Items:

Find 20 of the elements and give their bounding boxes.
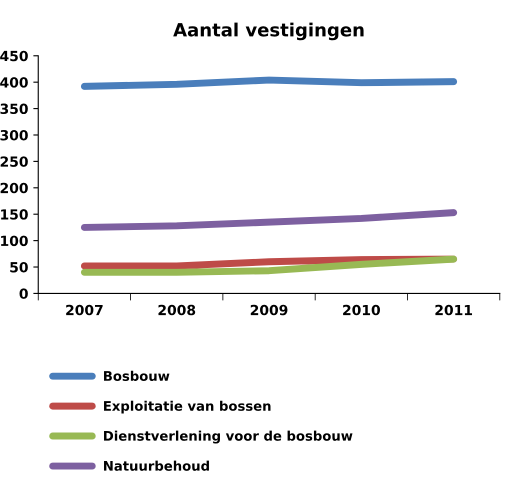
legend-label: Natuurbehoud xyxy=(104,460,209,471)
x-tick-label: 2009 xyxy=(250,304,288,316)
chart-title: Aantal vestigingen xyxy=(173,22,364,40)
y-tick-label: 400 xyxy=(0,77,28,88)
x-tick-label: 2011 xyxy=(435,304,472,316)
y-tick-label: 200 xyxy=(0,182,28,194)
y-tick-label: 450 xyxy=(0,50,28,62)
legend-label: Exploitatie van bossen xyxy=(104,400,270,414)
y-tick-label: 350 xyxy=(0,104,28,114)
x-tick-label: 2008 xyxy=(158,304,196,316)
y-tick-label: 250 xyxy=(0,156,28,167)
y-tick-label: 300 xyxy=(0,130,28,140)
x-tick-label: 2007 xyxy=(66,304,103,316)
x-tick-label: 2010 xyxy=(343,304,380,316)
legend-label: Dienstverlening voor de bosbouw xyxy=(104,430,352,444)
y-tick-label: 0 xyxy=(20,288,28,299)
legend-label: Bosbouw xyxy=(104,370,170,381)
y-tick-label: 150 xyxy=(1,209,28,220)
y-tick-label: 100 xyxy=(1,236,28,246)
y-tick-label: 50 xyxy=(10,262,28,272)
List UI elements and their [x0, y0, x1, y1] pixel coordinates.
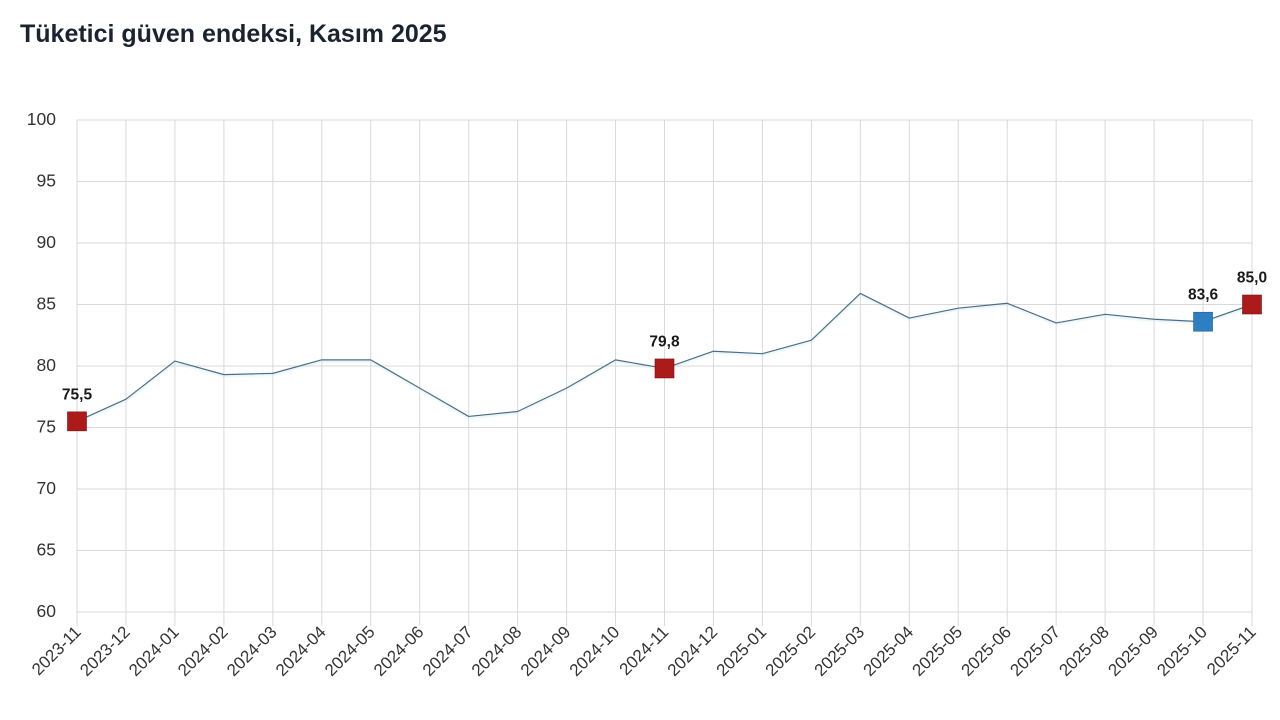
- svg-text:2025-10: 2025-10: [1153, 622, 1211, 680]
- svg-text:85,0: 85,0: [1237, 270, 1267, 287]
- svg-text:2024-05: 2024-05: [321, 622, 379, 680]
- svg-text:2023-12: 2023-12: [76, 622, 134, 680]
- svg-text:2025-08: 2025-08: [1055, 622, 1113, 680]
- svg-text:85: 85: [37, 294, 56, 314]
- svg-text:2024-07: 2024-07: [419, 622, 477, 680]
- svg-text:2024-04: 2024-04: [272, 622, 330, 680]
- svg-text:2023-11: 2023-11: [28, 622, 85, 679]
- svg-text:2024-01: 2024-01: [125, 622, 183, 680]
- svg-text:2025-06: 2025-06: [957, 622, 1015, 680]
- svg-text:100: 100: [27, 109, 56, 129]
- svg-text:2024-11: 2024-11: [616, 622, 673, 679]
- svg-text:2025-09: 2025-09: [1104, 622, 1162, 680]
- svg-text:79,8: 79,8: [649, 333, 680, 350]
- svg-text:80: 80: [37, 355, 57, 375]
- svg-text:2025-11: 2025-11: [1203, 622, 1260, 679]
- svg-text:75: 75: [37, 417, 56, 437]
- svg-text:75,5: 75,5: [62, 386, 93, 403]
- svg-text:2025-05: 2025-05: [909, 622, 967, 680]
- svg-text:2024-03: 2024-03: [223, 622, 281, 680]
- svg-text:2024-08: 2024-08: [468, 622, 526, 680]
- svg-text:2024-10: 2024-10: [566, 622, 624, 680]
- svg-text:60: 60: [37, 601, 57, 621]
- svg-text:2024-02: 2024-02: [174, 622, 232, 680]
- svg-text:2024-09: 2024-09: [517, 622, 575, 680]
- svg-text:2024-12: 2024-12: [664, 622, 722, 680]
- svg-text:90: 90: [37, 232, 57, 252]
- svg-text:2025-07: 2025-07: [1006, 622, 1064, 680]
- svg-text:65: 65: [37, 540, 56, 560]
- svg-text:70: 70: [37, 478, 57, 498]
- svg-text:2024-06: 2024-06: [370, 622, 428, 680]
- svg-text:2025-03: 2025-03: [811, 622, 869, 680]
- svg-text:2025-04: 2025-04: [860, 622, 918, 680]
- svg-text:95: 95: [37, 171, 56, 191]
- svg-text:83,6: 83,6: [1188, 287, 1219, 304]
- svg-text:2025-01: 2025-01: [713, 622, 771, 680]
- svg-text:2025-02: 2025-02: [762, 622, 820, 680]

Set problem:
Count how many lines of the records contain the word "elements", treating case as significant, and give only that number.

Result for this exercise:
2